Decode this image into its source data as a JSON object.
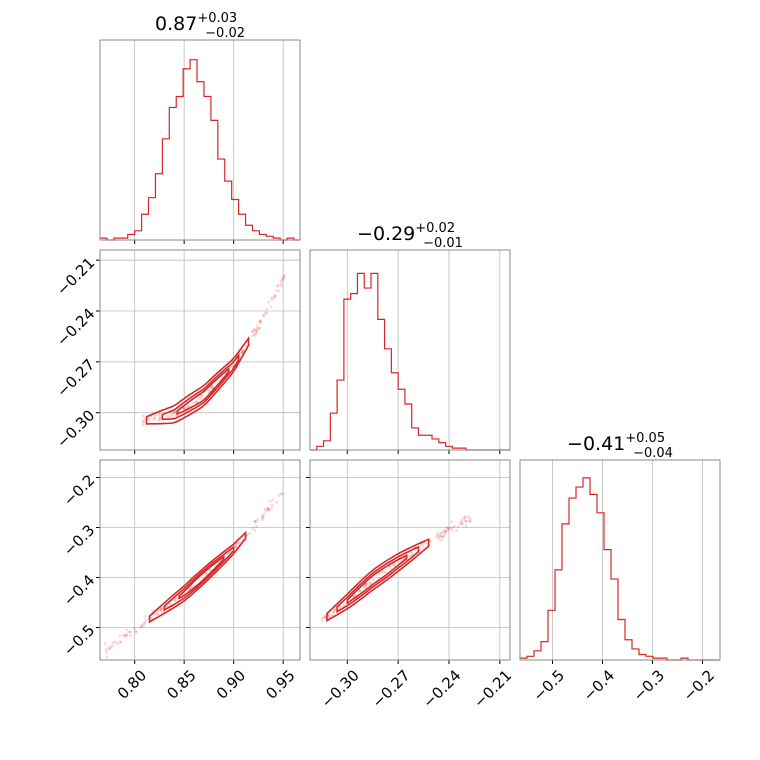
{
  "chart_data": {
    "type": "corner",
    "color": "#d62728",
    "parameters": [
      {
        "median": "0.87",
        "plus": "+0.03",
        "minus": "−0.02",
        "range": [
          0.765,
          0.967
        ],
        "ticks": [
          "0.80",
          "0.85",
          "0.90",
          "0.95"
        ],
        "tick_values": [
          0.8,
          0.85,
          0.9,
          0.95
        ]
      },
      {
        "median": "−0.29",
        "plus": "+0.02",
        "minus": "−0.01",
        "range": [
          -0.322,
          -0.204
        ],
        "ticks": [
          "−0.30",
          "−0.27",
          "−0.24",
          "−0.21"
        ],
        "tick_values": [
          -0.3,
          -0.27,
          -0.24,
          -0.21
        ]
      },
      {
        "median": "−0.41",
        "plus": "+0.05",
        "minus": "−0.04",
        "range": [
          -0.565,
          -0.165
        ],
        "ticks": [
          "−0.5",
          "−0.4",
          "−0.3",
          "−0.2"
        ],
        "tick_values": [
          -0.5,
          -0.4,
          -0.3,
          -0.2
        ]
      }
    ],
    "histograms": [
      {
        "bin_edges": [
          0.765,
          0.772,
          0.779,
          0.786,
          0.793,
          0.8,
          0.807,
          0.814,
          0.821,
          0.828,
          0.835,
          0.842,
          0.849,
          0.856,
          0.863,
          0.87,
          0.877,
          0.884,
          0.891,
          0.898,
          0.905,
          0.912,
          0.919,
          0.926,
          0.933,
          0.94,
          0.947,
          0.954,
          0.961,
          0.967
        ],
        "counts": [
          0.01,
          0.0,
          0.01,
          0.01,
          0.03,
          0.05,
          0.14,
          0.23,
          0.36,
          0.55,
          0.72,
          0.78,
          0.93,
          0.98,
          0.86,
          0.78,
          0.65,
          0.44,
          0.32,
          0.22,
          0.14,
          0.08,
          0.05,
          0.03,
          0.02,
          0.01,
          0.0,
          0.01,
          0.0
        ]
      },
      {
        "bin_edges": [
          -0.322,
          -0.318,
          -0.314,
          -0.31,
          -0.306,
          -0.302,
          -0.298,
          -0.294,
          -0.29,
          -0.286,
          -0.282,
          -0.278,
          -0.274,
          -0.27,
          -0.266,
          -0.262,
          -0.258,
          -0.254,
          -0.25,
          -0.246,
          -0.242,
          -0.238,
          -0.234,
          -0.23,
          -0.226,
          -0.222,
          -0.218,
          -0.214,
          -0.21,
          -0.204
        ],
        "counts": [
          0.0,
          0.02,
          0.05,
          0.2,
          0.38,
          0.82,
          0.85,
          0.96,
          0.88,
          0.96,
          0.71,
          0.55,
          0.42,
          0.33,
          0.25,
          0.12,
          0.08,
          0.08,
          0.06,
          0.04,
          0.02,
          0.01,
          0.01,
          0.0,
          0.0,
          0.0,
          0.0,
          0.0,
          0.0
        ]
      },
      {
        "bin_edges": [
          -0.565,
          -0.551,
          -0.537,
          -0.523,
          -0.509,
          -0.495,
          -0.481,
          -0.467,
          -0.453,
          -0.439,
          -0.425,
          -0.411,
          -0.397,
          -0.383,
          -0.369,
          -0.355,
          -0.341,
          -0.327,
          -0.313,
          -0.299,
          -0.285,
          -0.271,
          -0.257,
          -0.243,
          -0.229,
          -0.215,
          -0.201,
          -0.187,
          -0.173,
          -0.165
        ],
        "counts": [
          0.01,
          0.02,
          0.05,
          0.1,
          0.27,
          0.49,
          0.74,
          0.88,
          0.94,
          0.99,
          0.9,
          0.8,
          0.6,
          0.44,
          0.22,
          0.11,
          0.06,
          0.03,
          0.02,
          0.01,
          0.01,
          0.0,
          0.0,
          0.01,
          0.0,
          0.0,
          0.0,
          0.0,
          0.0
        ]
      }
    ],
    "pairs": [
      {
        "x_param": 0,
        "y_param": 1,
        "trend": [
          [
            0.808,
            -0.305
          ],
          [
            0.84,
            -0.301
          ],
          [
            0.87,
            -0.29
          ],
          [
            0.9,
            -0.272
          ],
          [
            0.925,
            -0.249
          ],
          [
            0.952,
            -0.218
          ]
        ],
        "contour_bands": [
          [
            0.812,
            0.915,
            0.006
          ],
          [
            0.828,
            0.905,
            0.004
          ],
          [
            0.843,
            0.895,
            0.0025
          ]
        ]
      },
      {
        "x_param": 0,
        "y_param": 2,
        "trend": [
          [
            0.77,
            -0.545
          ],
          [
            0.8,
            -0.505
          ],
          [
            0.85,
            -0.432
          ],
          [
            0.9,
            -0.343
          ],
          [
            0.95,
            -0.23
          ]
        ],
        "contour_bands": [
          [
            0.815,
            0.912,
            0.016
          ],
          [
            0.83,
            0.9,
            0.011
          ],
          [
            0.845,
            0.89,
            0.007
          ]
        ]
      },
      {
        "x_param": 1,
        "y_param": 2,
        "trend": [
          [
            -0.315,
            -0.487
          ],
          [
            -0.3,
            -0.448
          ],
          [
            -0.285,
            -0.405
          ],
          [
            -0.27,
            -0.37
          ],
          [
            -0.255,
            -0.337
          ],
          [
            -0.24,
            -0.305
          ],
          [
            -0.225,
            -0.275
          ]
        ],
        "contour_bands": [
          [
            -0.312,
            -0.252,
            0.02
          ],
          [
            -0.306,
            -0.258,
            0.014
          ],
          [
            -0.3,
            -0.265,
            0.009
          ]
        ]
      }
    ],
    "grid": true
  }
}
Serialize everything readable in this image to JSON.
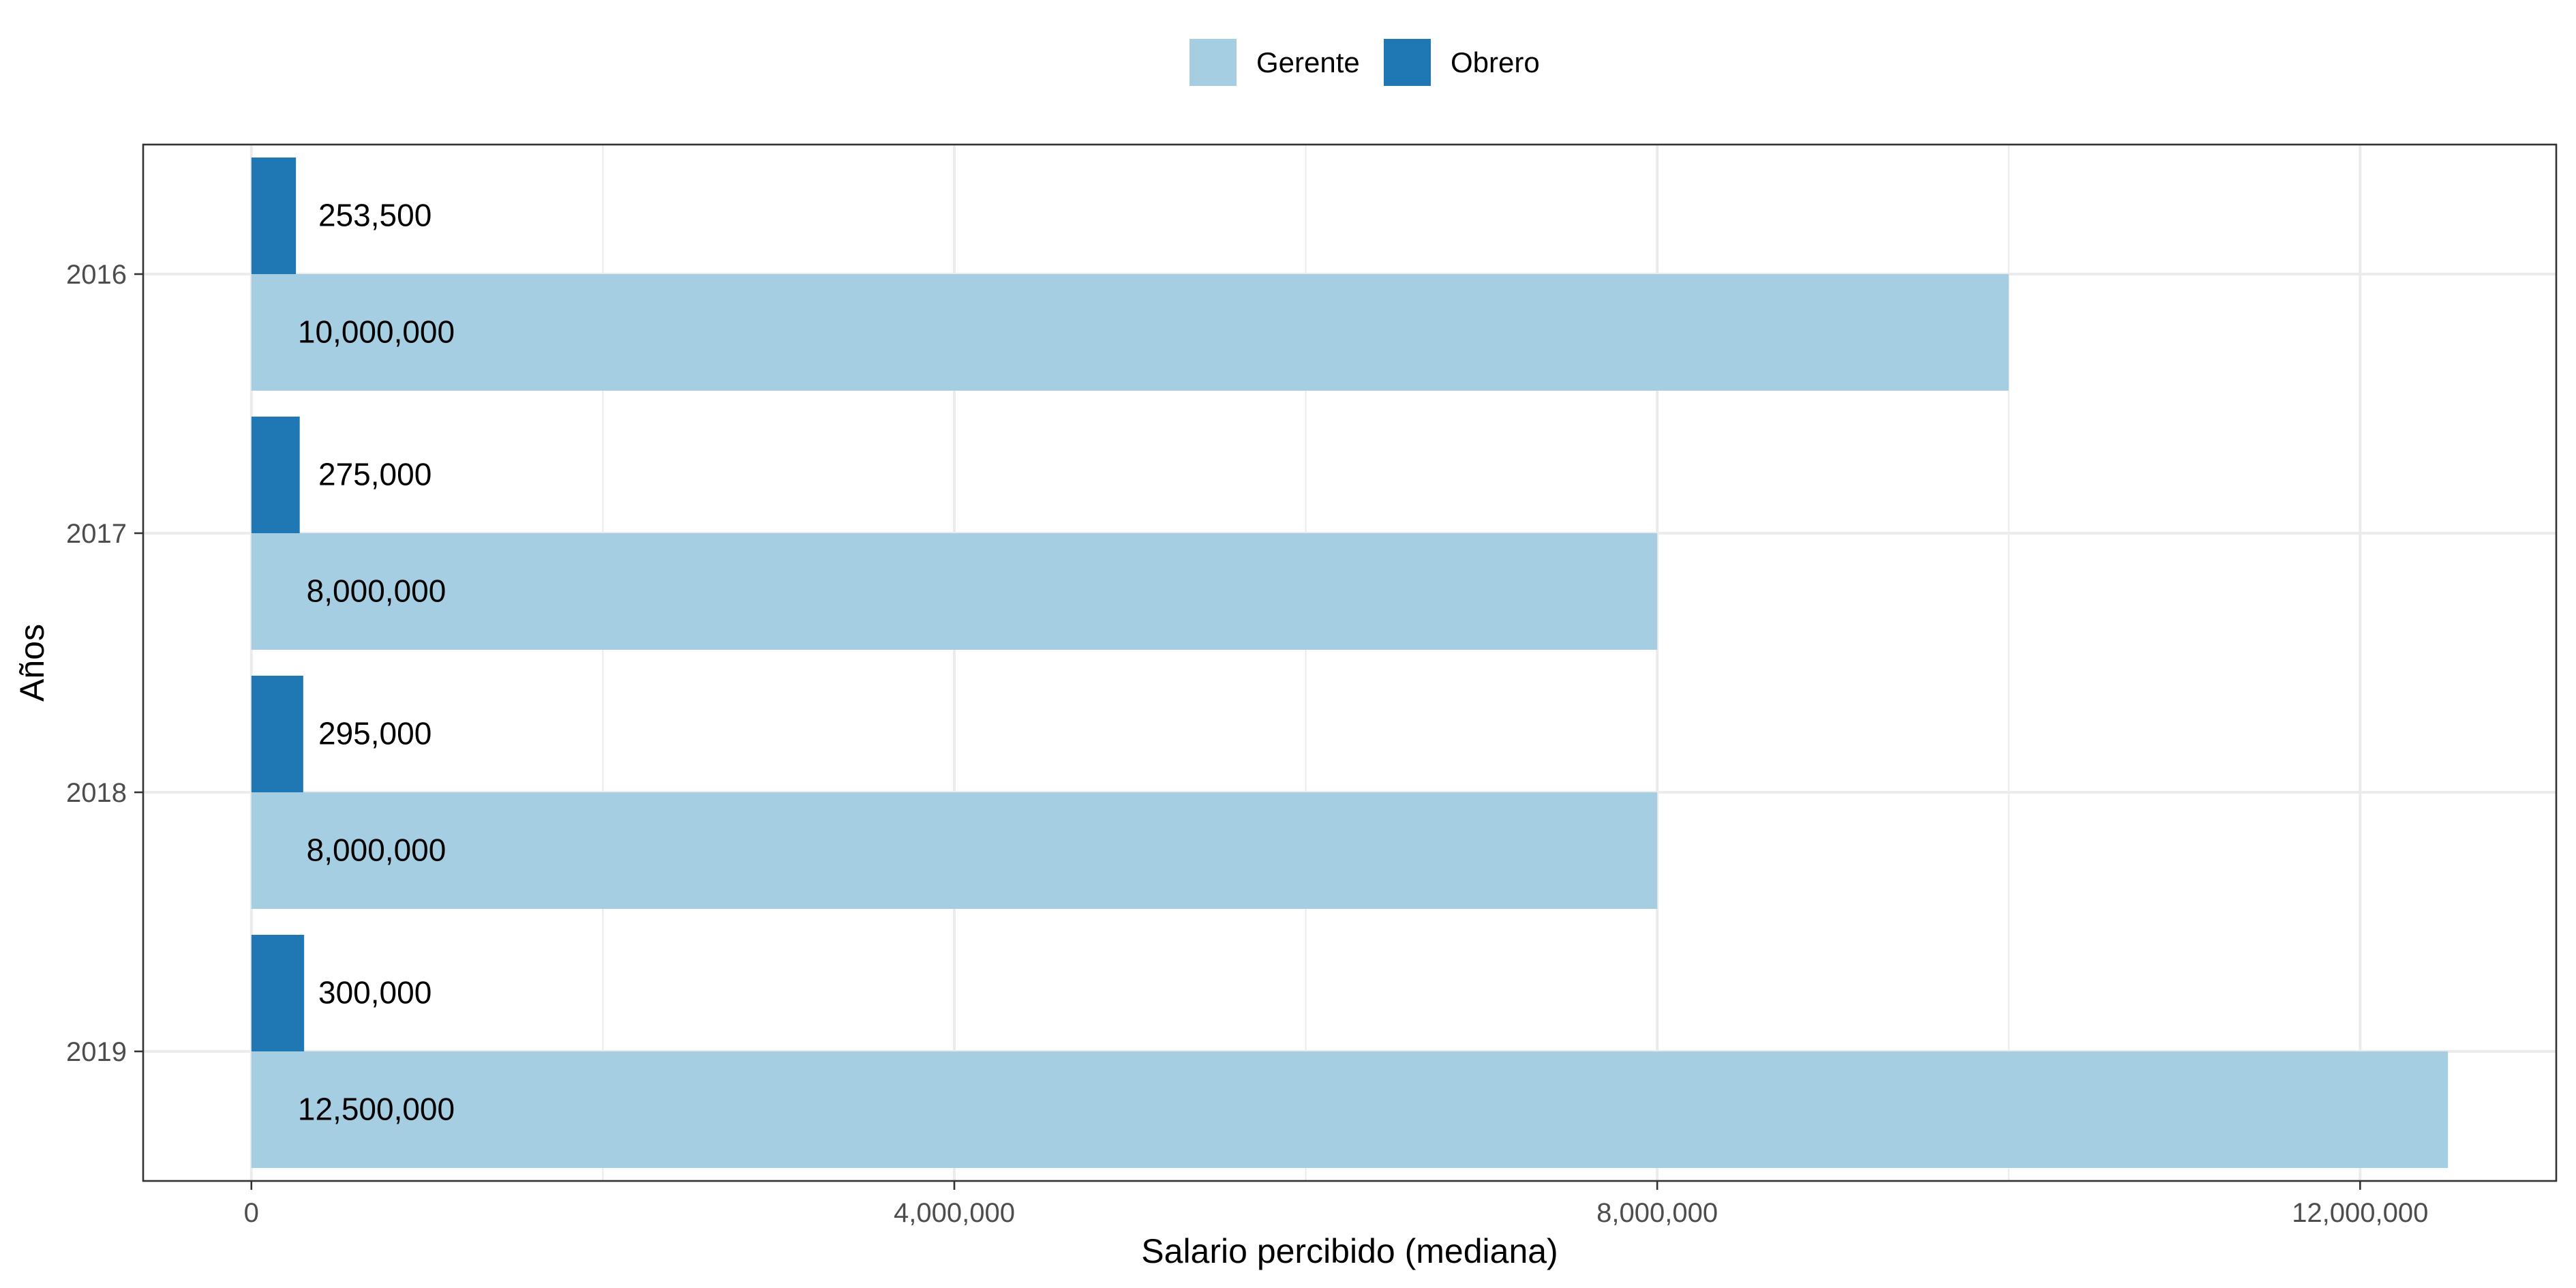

EXERCISE DESCRIPTION: All of the records need repeating exactly, except for the pictures.

WRITTEN RESPONSE:
Decode this image into its source data as a JSON object.
{
  "chart_data": {
    "type": "corner",
    "color": "#d62728",
    "parameters": [
      {
        "median": "0.87",
        "plus": "+0.03",
        "minus": "−0.02",
        "range": [
          0.765,
          0.967
        ],
        "ticks": [
          "0.80",
          "0.85",
          "0.90",
          "0.95"
        ],
        "tick_values": [
          0.8,
          0.85,
          0.9,
          0.95
        ]
      },
      {
        "median": "−0.29",
        "plus": "+0.02",
        "minus": "−0.01",
        "range": [
          -0.322,
          -0.204
        ],
        "ticks": [
          "−0.30",
          "−0.27",
          "−0.24",
          "−0.21"
        ],
        "tick_values": [
          -0.3,
          -0.27,
          -0.24,
          -0.21
        ]
      },
      {
        "median": "−0.41",
        "plus": "+0.05",
        "minus": "−0.04",
        "range": [
          -0.565,
          -0.165
        ],
        "ticks": [
          "−0.5",
          "−0.4",
          "−0.3",
          "−0.2"
        ],
        "tick_values": [
          -0.5,
          -0.4,
          -0.3,
          -0.2
        ]
      }
    ],
    "histograms": [
      {
        "bin_edges": [
          0.765,
          0.772,
          0.779,
          0.786,
          0.793,
          0.8,
          0.807,
          0.814,
          0.821,
          0.828,
          0.835,
          0.842,
          0.849,
          0.856,
          0.863,
          0.87,
          0.877,
          0.884,
          0.891,
          0.898,
          0.905,
          0.912,
          0.919,
          0.926,
          0.933,
          0.94,
          0.947,
          0.954,
          0.961,
          0.967
        ],
        "counts": [
          0.01,
          0.0,
          0.01,
          0.01,
          0.03,
          0.05,
          0.14,
          0.23,
          0.36,
          0.55,
          0.72,
          0.78,
          0.93,
          0.98,
          0.86,
          0.78,
          0.65,
          0.44,
          0.32,
          0.22,
          0.14,
          0.08,
          0.05,
          0.03,
          0.02,
          0.01,
          0.0,
          0.01,
          0.0
        ]
      },
      {
        "bin_edges": [
          -0.322,
          -0.318,
          -0.314,
          -0.31,
          -0.306,
          -0.302,
          -0.298,
          -0.294,
          -0.29,
          -0.286,
          -0.282,
          -0.278,
          -0.274,
          -0.27,
          -0.266,
          -0.262,
          -0.258,
          -0.254,
          -0.25,
          -0.246,
          -0.242,
          -0.238,
          -0.234,
          -0.23,
          -0.226,
          -0.222,
          -0.218,
          -0.214,
          -0.21,
          -0.204
        ],
        "counts": [
          0.0,
          0.02,
          0.05,
          0.2,
          0.38,
          0.82,
          0.85,
          0.96,
          0.88,
          0.96,
          0.71,
          0.55,
          0.42,
          0.33,
          0.25,
          0.12,
          0.08,
          0.08,
          0.06,
          0.04,
          0.02,
          0.01,
          0.01,
          0.0,
          0.0,
          0.0,
          0.0,
          0.0,
          0.0
        ]
      },
      {
        "bin_edges": [
          -0.565,
          -0.551,
          -0.537,
          -0.523,
          -0.509,
          -0.495,
          -0.481,
          -0.467,
          -0.453,
          -0.439,
          -0.425,
          -0.411,
          -0.397,
          -0.383,
          -0.369,
          -0.355,
          -0.341,
          -0.327,
          -0.313,
          -0.299,
          -0.285,
          -0.271,
          -0.257,
          -0.243,
          -0.229,
          -0.215,
          -0.201,
          -0.187,
          -0.173,
          -0.165
        ],
        "counts": [
          0.01,
          0.02,
          0.05,
          0.1,
          0.27,
          0.49,
          0.74,
          0.88,
          0.94,
          0.99,
          0.9,
          0.8,
          0.6,
          0.44,
          0.22,
          0.11,
          0.06,
          0.03,
          0.02,
          0.01,
          0.01,
          0.0,
          0.0,
          0.01,
          0.0,
          0.0,
          0.0,
          0.0,
          0.0
        ]
      }
    ],
    "pairs": [
      {
        "x_param": 0,
        "y_param": 1,
        "trend": [
          [
            0.808,
            -0.305
          ],
          [
            0.84,
            -0.301
          ],
          [
            0.87,
            -0.29
          ],
          [
            0.9,
            -0.272
          ],
          [
            0.925,
            -0.249
          ],
          [
            0.952,
            -0.218
          ]
        ],
        "contour_bands": [
          [
            0.812,
            0.915,
            0.006
          ],
          [
            0.828,
            0.905,
            0.004
          ],
          [
            0.843,
            0.895,
            0.0025
          ]
        ]
      },
      {
        "x_param": 0,
        "y_param": 2,
        "trend": [
          [
            0.77,
            -0.545
          ],
          [
            0.8,
            -0.505
          ],
          [
            0.85,
            -0.432
          ],
          [
            0.9,
            -0.343
          ],
          [
            0.95,
            -0.23
          ]
        ],
        "contour_bands": [
          [
            0.815,
            0.912,
            0.016
          ],
          [
            0.83,
            0.9,
            0.011
          ],
          [
            0.845,
            0.89,
            0.007
          ]
        ]
      },
      {
        "x_param": 1,
        "y_param": 2,
        "trend": [
          [
            -0.315,
            -0.487
          ],
          [
            -0.3,
            -0.448
          ],
          [
            -0.285,
            -0.405
          ],
          [
            -0.27,
            -0.37
          ],
          [
            -0.255,
            -0.337
          ],
          [
            -0.24,
            -0.305
          ],
          [
            -0.225,
            -0.275
          ]
        ],
        "contour_bands": [
          [
            -0.312,
            -0.252,
            0.02
          ],
          [
            -0.306,
            -0.258,
            0.014
          ],
          [
            -0.3,
            -0.265,
            0.009
          ]
        ]
      }
    ],
    "grid": true
  }
}
Serialize everything readable in this image to JSON.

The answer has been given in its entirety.